• EXERCISE OBJECTIVE: Select from the records below every line that has the word "text" in it.

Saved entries
▶

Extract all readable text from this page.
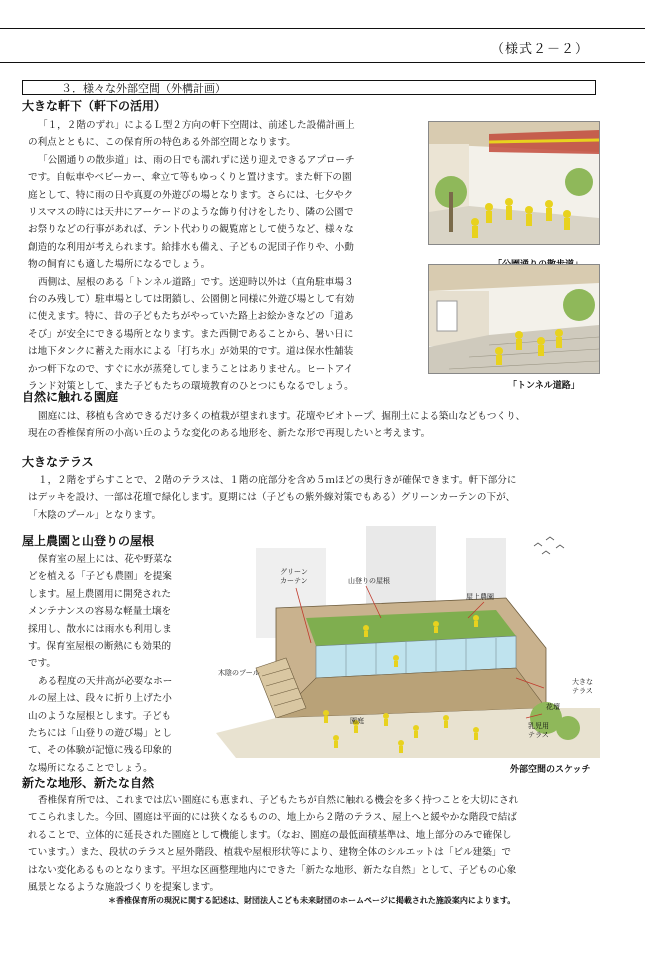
（様式２－２）
３．様々な外部空間（外構計画）
大きな軒下（軒下の活用）
「１，２階のずれ」によるＬ型２方向の軒下空間は、前述した設備計画上
の利点とともに、この保育所の特色ある外部空間となります。
「公園通りの散歩道」は、雨の日でも濡れずに送り迎えできるアプローチ
です。自転車やベビーカー、傘立て等もゆっくりと置けます。また軒下の園
庭として、特に雨の日や真夏の外遊びの場となります。さらには、七夕やク
リスマスの時には天井にアーケードのような飾り付けをしたり、隣の公園で
お祭りなどの行事があれば、テント代わりの観覧席として使うなど、様々な
創造的な利用が考えられます。給排水も備え、子どもの泥団子作りや、小動
物の飼育にも適した場所になるでしょう。
西側は、屋根のある「トンネル道路」です。送迎時以外は（直角駐車場３
台のみ残して）駐車場としては閉鎖し、公園側と同様に外遊び場として有効
に使えます。特に、昔の子どもたちがやっていた路上お絵かきなどの「道あ
そび」が安全にできる場所となります。また西側であることから、暑い日に
は地下タンクに蓄えた雨水による「打ち水」が効果的です。道は保水性舗装
かつ軒下なので、すぐに水が蒸発してしまうことはありません。ヒートアイ
ランド対策として、また子どもたちの環境教育のひとつにもなるでしょう。	「トンネル道路」
自然に触れる園庭
園庭には、移植も含めできるだけ多くの植栽が望まれます。花壇やビオトープ、掘削土による築山などもつくり、
現在の香椎保育所の小高い丘のような変化のある地形を、新たな形で再現したいと考えます。
大きなテラス
１，２階をずらすことで、２階のテラスは、１階の庇部分を含め５ｍほどの奥行きが確保できます。軒下部分に
はデッキを設け、一部は花壇で緑化します。夏期には（子どもの紫外線対策でもある）グリーンカーテンの下が、
「木陰のプール」となります。
屋上農園と山登りの屋根
保育室の屋上には、花や野菜な
どを植える「子ども農園」を提案
します。屋上農園用に開発された
メンテナンスの容易な軽量土壌を
採用し、散水には雨水も利用しま
す。保育室屋根の断熱にも効果的
です。
ある程度の天井高が必要なホー
ルの屋上は、段々に折り上げた小
山のような屋根とします。子ども
たちには「山登りの遊び場」とし
て、その体験が記憶に残る印象的
な場所になることでしょう。
グリーン
カーテン	山登りの屋根
屋上農園
木陰のプール
大きな
テラス
花壇
園庭
乳児用
テラス
外部空間のスケッチ
新たな地形、新たな自然
香椎保育所では、これまでは広い園庭にも恵まれ、子どもたちが自然に触れる機会を多く持つことを大切にされ
てこられました。今回、園庭は平面的には狭くなるものの、地上から２階のテラス、屋上へと緩やかな階段で結ば
れることで、立体的に延長された園庭として機能します。（なお、園庭の最低面積基準は、地上部分のみで確保し
ています。）また、段状のテラスと屋外階段、植栽や屋根形状等により、建物全体のシルエットは「ビル建築」で
はない変化あるものとなります。平坦な区画整理地内にできた「新たな地形、新たな自然」として、子どもの心象
風景となるような施設づくりを提案します。
＊香椎保育所の現況に関する記述は、財団法人こども未来財団のホームページに掲載された施設案内によります。
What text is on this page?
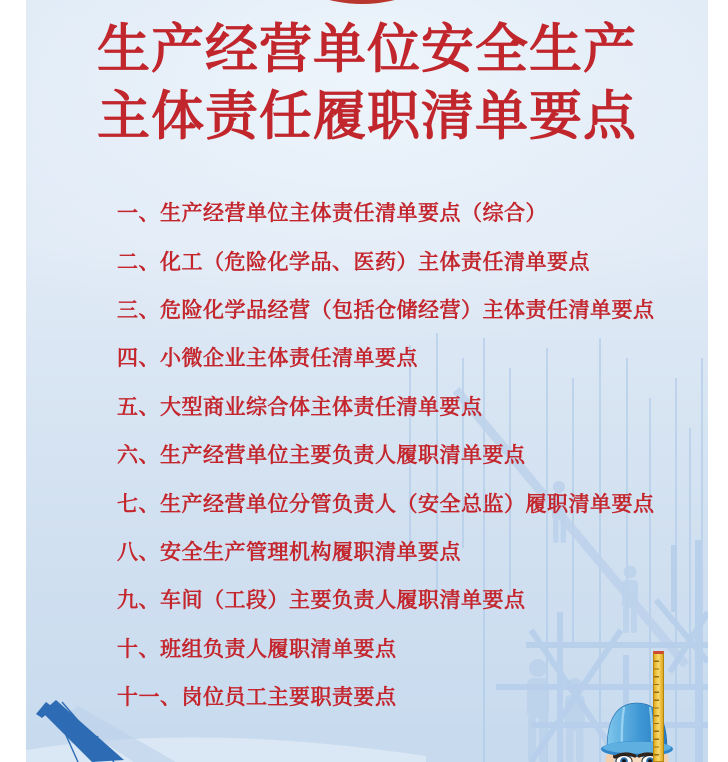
生产经营单位安全生产
主体责任履职清单要点
一、生产经营单位主体责任清单要点（综合）
二、化工（危险化学品、医药）主体责任清单要点
三、危险化学品经营（包括仓储经营）主体责任清单要点
四、小微企业主体责任清单要点
五、大型商业综合体主体责任清单要点
六、生产经营单位主要负责人履职清单要点
七、生产经营单位分管负责人（安全总监）履职清单要点
八、安全生产管理机构履职清单要点
九、车间（工段）主要负责人履职清单要点
十、班组负责人履职清单要点
十一、岗位员工主要职责要点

◀

• OUTPUT OF THE TASK:
Extract all readable text from this page.
What text is on this page?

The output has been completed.